(Work to do): Select all lines holding the word "strian" from the entries that follow.

(Record extracts):
◆ ◆ ◆ ◆ ◆
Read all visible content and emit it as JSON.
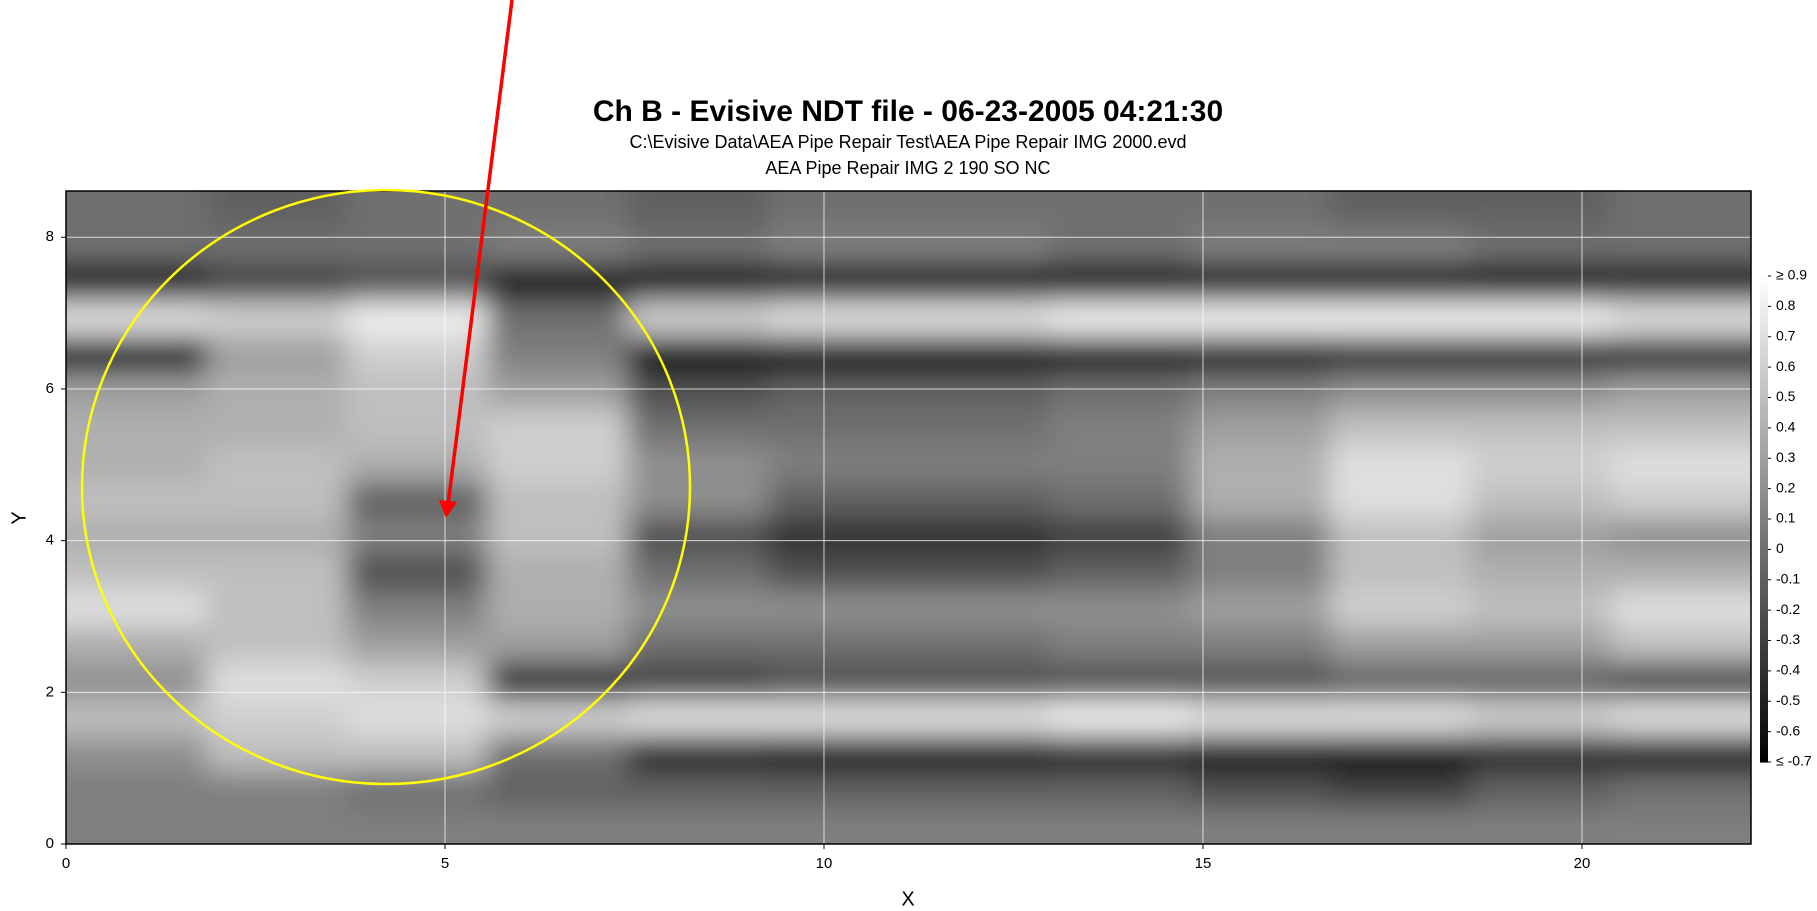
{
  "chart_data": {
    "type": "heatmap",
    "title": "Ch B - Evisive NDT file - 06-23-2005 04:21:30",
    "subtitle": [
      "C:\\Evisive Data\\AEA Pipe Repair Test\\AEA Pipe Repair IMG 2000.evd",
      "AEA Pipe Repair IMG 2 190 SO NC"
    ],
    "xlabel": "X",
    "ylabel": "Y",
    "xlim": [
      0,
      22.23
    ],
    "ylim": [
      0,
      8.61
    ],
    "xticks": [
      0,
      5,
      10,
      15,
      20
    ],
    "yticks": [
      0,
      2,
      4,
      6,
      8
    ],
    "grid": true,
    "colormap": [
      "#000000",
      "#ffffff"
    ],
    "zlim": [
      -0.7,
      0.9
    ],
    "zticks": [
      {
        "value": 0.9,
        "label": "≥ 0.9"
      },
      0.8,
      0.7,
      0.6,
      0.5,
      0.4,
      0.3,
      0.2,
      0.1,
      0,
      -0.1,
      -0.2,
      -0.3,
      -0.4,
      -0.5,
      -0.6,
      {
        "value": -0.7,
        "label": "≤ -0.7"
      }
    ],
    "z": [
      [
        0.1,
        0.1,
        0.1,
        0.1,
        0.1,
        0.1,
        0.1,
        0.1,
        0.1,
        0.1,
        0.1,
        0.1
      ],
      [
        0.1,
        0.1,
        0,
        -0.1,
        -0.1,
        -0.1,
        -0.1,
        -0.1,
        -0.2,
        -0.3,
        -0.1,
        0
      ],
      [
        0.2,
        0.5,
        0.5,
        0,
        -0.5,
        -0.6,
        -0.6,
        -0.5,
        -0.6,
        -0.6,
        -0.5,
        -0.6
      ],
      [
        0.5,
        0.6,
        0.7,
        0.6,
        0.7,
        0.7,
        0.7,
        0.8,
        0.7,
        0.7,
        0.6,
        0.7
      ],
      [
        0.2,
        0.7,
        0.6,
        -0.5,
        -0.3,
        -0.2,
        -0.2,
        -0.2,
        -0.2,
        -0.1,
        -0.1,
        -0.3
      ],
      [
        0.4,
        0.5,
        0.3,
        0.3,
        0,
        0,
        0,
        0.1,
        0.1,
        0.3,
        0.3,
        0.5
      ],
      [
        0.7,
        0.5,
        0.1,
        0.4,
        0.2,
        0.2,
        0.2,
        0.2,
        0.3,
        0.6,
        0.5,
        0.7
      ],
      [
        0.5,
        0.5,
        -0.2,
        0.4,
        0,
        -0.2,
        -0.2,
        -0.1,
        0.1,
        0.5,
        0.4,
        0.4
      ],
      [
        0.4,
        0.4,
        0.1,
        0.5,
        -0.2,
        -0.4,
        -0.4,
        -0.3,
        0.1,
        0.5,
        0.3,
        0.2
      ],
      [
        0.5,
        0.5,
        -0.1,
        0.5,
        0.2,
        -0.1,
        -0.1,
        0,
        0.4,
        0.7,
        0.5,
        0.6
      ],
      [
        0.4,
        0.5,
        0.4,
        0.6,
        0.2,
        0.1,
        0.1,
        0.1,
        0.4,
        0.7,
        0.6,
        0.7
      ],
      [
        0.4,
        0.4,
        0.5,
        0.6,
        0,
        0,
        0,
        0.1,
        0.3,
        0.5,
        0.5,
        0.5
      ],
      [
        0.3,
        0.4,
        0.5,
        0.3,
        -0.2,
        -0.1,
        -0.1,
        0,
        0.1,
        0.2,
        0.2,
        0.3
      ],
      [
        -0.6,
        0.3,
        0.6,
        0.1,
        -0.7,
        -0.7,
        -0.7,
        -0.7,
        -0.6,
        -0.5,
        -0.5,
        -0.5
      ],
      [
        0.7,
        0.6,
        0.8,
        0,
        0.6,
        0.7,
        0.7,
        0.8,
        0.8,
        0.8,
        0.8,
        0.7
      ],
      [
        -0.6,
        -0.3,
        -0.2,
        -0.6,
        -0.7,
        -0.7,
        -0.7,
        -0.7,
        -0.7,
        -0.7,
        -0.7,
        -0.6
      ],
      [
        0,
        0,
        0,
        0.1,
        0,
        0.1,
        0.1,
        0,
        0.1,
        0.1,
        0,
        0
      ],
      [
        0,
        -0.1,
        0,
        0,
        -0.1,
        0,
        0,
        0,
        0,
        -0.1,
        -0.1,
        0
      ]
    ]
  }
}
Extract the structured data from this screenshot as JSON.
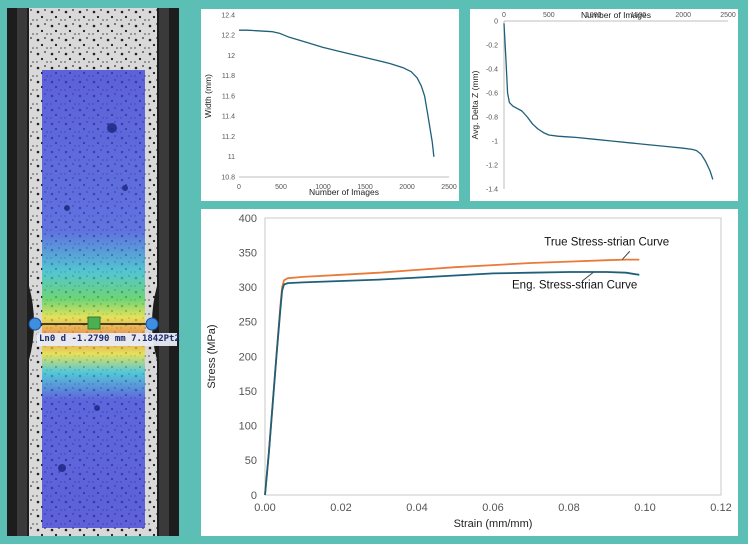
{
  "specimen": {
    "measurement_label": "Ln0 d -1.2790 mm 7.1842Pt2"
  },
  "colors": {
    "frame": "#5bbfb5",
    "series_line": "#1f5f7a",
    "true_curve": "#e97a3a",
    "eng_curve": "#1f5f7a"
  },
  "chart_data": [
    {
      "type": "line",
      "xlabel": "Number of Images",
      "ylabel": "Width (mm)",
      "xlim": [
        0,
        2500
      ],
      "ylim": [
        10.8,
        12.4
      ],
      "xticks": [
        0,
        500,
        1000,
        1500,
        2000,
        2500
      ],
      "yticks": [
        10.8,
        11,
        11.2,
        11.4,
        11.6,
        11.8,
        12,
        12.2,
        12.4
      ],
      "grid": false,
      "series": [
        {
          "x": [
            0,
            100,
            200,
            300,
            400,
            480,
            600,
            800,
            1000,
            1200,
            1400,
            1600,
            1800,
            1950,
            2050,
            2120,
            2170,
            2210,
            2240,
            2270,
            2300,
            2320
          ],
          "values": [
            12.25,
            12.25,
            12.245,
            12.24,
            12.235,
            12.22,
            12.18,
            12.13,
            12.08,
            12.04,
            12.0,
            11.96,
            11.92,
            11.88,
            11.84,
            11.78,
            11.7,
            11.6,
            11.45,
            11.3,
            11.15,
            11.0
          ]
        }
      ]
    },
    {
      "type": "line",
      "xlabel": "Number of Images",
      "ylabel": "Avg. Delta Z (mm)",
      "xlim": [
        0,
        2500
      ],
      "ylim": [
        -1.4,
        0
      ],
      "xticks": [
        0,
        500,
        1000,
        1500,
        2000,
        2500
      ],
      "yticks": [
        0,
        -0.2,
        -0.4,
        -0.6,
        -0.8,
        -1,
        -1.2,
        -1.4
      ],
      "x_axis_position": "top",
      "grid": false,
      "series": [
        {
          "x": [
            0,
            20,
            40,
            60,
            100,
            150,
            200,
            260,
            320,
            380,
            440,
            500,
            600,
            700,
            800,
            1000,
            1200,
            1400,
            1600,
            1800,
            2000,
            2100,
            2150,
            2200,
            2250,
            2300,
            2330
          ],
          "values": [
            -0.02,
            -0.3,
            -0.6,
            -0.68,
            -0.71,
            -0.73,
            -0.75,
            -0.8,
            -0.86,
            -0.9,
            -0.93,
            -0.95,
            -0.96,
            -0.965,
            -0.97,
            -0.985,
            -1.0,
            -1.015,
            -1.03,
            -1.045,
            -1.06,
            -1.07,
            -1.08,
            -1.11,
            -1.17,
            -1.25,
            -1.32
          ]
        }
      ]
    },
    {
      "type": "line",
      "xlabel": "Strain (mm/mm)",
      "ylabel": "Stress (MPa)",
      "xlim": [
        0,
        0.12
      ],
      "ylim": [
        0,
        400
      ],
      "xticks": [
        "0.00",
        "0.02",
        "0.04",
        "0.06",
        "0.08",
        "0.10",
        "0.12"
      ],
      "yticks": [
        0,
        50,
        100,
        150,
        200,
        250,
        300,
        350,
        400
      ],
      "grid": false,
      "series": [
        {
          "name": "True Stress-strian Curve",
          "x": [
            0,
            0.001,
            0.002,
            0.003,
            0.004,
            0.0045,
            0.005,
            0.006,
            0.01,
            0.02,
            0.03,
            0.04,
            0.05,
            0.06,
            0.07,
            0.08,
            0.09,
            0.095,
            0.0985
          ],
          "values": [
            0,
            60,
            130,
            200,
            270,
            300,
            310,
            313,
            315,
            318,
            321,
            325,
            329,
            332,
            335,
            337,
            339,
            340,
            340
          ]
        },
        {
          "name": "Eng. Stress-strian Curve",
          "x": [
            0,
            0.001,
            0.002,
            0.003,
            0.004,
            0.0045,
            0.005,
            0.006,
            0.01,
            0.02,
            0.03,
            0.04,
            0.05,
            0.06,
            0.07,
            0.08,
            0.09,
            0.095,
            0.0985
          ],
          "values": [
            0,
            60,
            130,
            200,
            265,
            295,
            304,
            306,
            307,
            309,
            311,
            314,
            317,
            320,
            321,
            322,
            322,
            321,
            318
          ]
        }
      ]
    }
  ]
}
◆ ◆ ◆ ◆ ◆
(The reply):
          "name": "True Stress-strian Curve",
          "name": "Eng. Stress-strian Curve",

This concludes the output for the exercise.